[DIRECTIONS]
Go through the listing and set it down exactly, leaving out its pictures.

--- START ---

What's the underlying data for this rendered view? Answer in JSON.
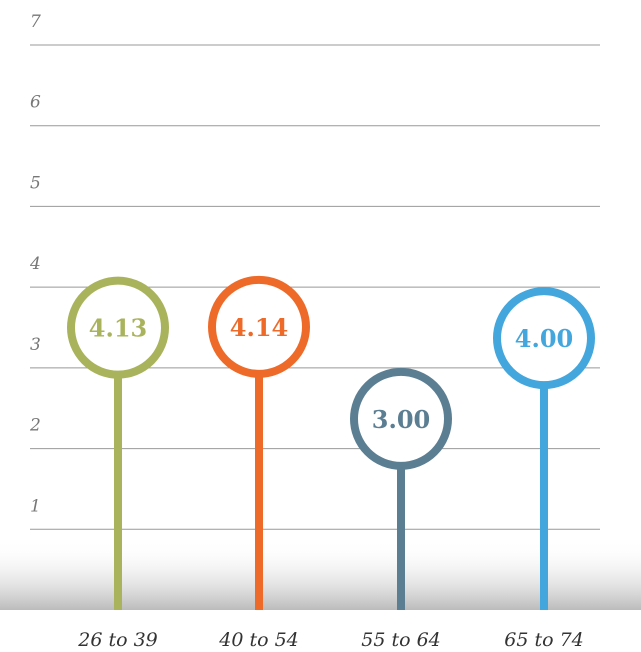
{
  "chart_data": {
    "type": "lollipop",
    "categories": [
      "26 to 39",
      "40 to 54",
      "55 to 64",
      "65 to 74"
    ],
    "values": [
      4.13,
      4.14,
      3.0,
      4.0
    ],
    "value_labels": [
      "4.13",
      "4.14",
      "3.00",
      "4.00"
    ],
    "colors": [
      "#a9b35b",
      "#ee6a29",
      "#5b7e92",
      "#43a6dd"
    ],
    "ylim": [
      0,
      7
    ],
    "yticks": [
      1,
      2,
      3,
      4,
      5,
      6,
      7
    ],
    "grid": true
  }
}
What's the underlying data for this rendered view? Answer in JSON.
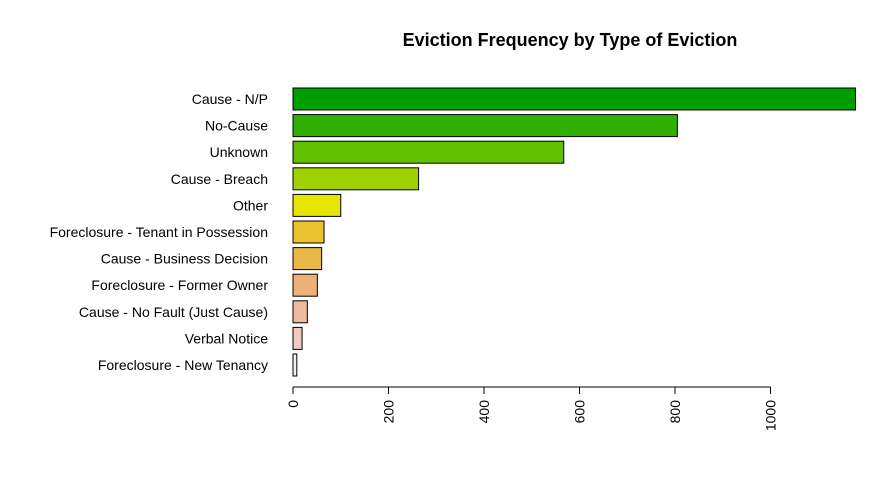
{
  "chart_data": {
    "type": "bar",
    "orientation": "horizontal",
    "title": "Eviction Frequency by Type of Eviction",
    "xlabel": "",
    "ylabel": "",
    "categories": [
      "Cause - N/P",
      "No-Cause",
      "Unknown",
      "Cause - Breach",
      "Other",
      "Foreclosure - Tenant in Possession",
      "Cause - Business Decision",
      "Foreclosure - Former Owner",
      "Cause - No Fault (Just Cause)",
      "Verbal Notice",
      "Foreclosure - New Tenancy"
    ],
    "values": [
      1178,
      805,
      567,
      263,
      100,
      65,
      60,
      51,
      30,
      19,
      8
    ],
    "colors": [
      "#009E00",
      "#30AF00",
      "#62C100",
      "#A1D100",
      "#E6E600",
      "#E8C32E",
      "#EAB849",
      "#ECB176",
      "#EDBBA2",
      "#F0C9C0",
      "#F2F2F2"
    ],
    "xlim": [
      0,
      1180
    ],
    "xticks": [
      0,
      200,
      400,
      600,
      800,
      1000
    ],
    "grid": false
  }
}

--- END ---

[OUTPUT OF THE TASK]
What's the underlying data for this rendered view? Answer in JSON.
{
  "chart_data": {
    "type": "lollipop",
    "categories": [
      "26 to 39",
      "40 to 54",
      "55 to 64",
      "65 to 74"
    ],
    "values": [
      4.13,
      4.14,
      3.0,
      4.0
    ],
    "value_labels": [
      "4.13",
      "4.14",
      "3.00",
      "4.00"
    ],
    "colors": [
      "#a9b35b",
      "#ee6a29",
      "#5b7e92",
      "#43a6dd"
    ],
    "ylim": [
      0,
      7
    ],
    "yticks": [
      1,
      2,
      3,
      4,
      5,
      6,
      7
    ],
    "grid": true
  }
}
What's the underlying data for this rendered view? Answer in JSON.
{
  "chart_data": {
    "type": "bar",
    "orientation": "horizontal",
    "title": "Eviction Frequency by Type of Eviction",
    "xlabel": "",
    "ylabel": "",
    "categories": [
      "Cause - N/P",
      "No-Cause",
      "Unknown",
      "Cause - Breach",
      "Other",
      "Foreclosure - Tenant in Possession",
      "Cause - Business Decision",
      "Foreclosure - Former Owner",
      "Cause - No Fault (Just Cause)",
      "Verbal Notice",
      "Foreclosure - New Tenancy"
    ],
    "values": [
      1178,
      805,
      567,
      263,
      100,
      65,
      60,
      51,
      30,
      19,
      8
    ],
    "colors": [
      "#009E00",
      "#30AF00",
      "#62C100",
      "#A1D100",
      "#E6E600",
      "#E8C32E",
      "#EAB849",
      "#ECB176",
      "#EDBBA2",
      "#F0C9C0",
      "#F2F2F2"
    ],
    "xlim": [
      0,
      1180
    ],
    "xticks": [
      0,
      200,
      400,
      600,
      800,
      1000
    ],
    "grid": false
  }
}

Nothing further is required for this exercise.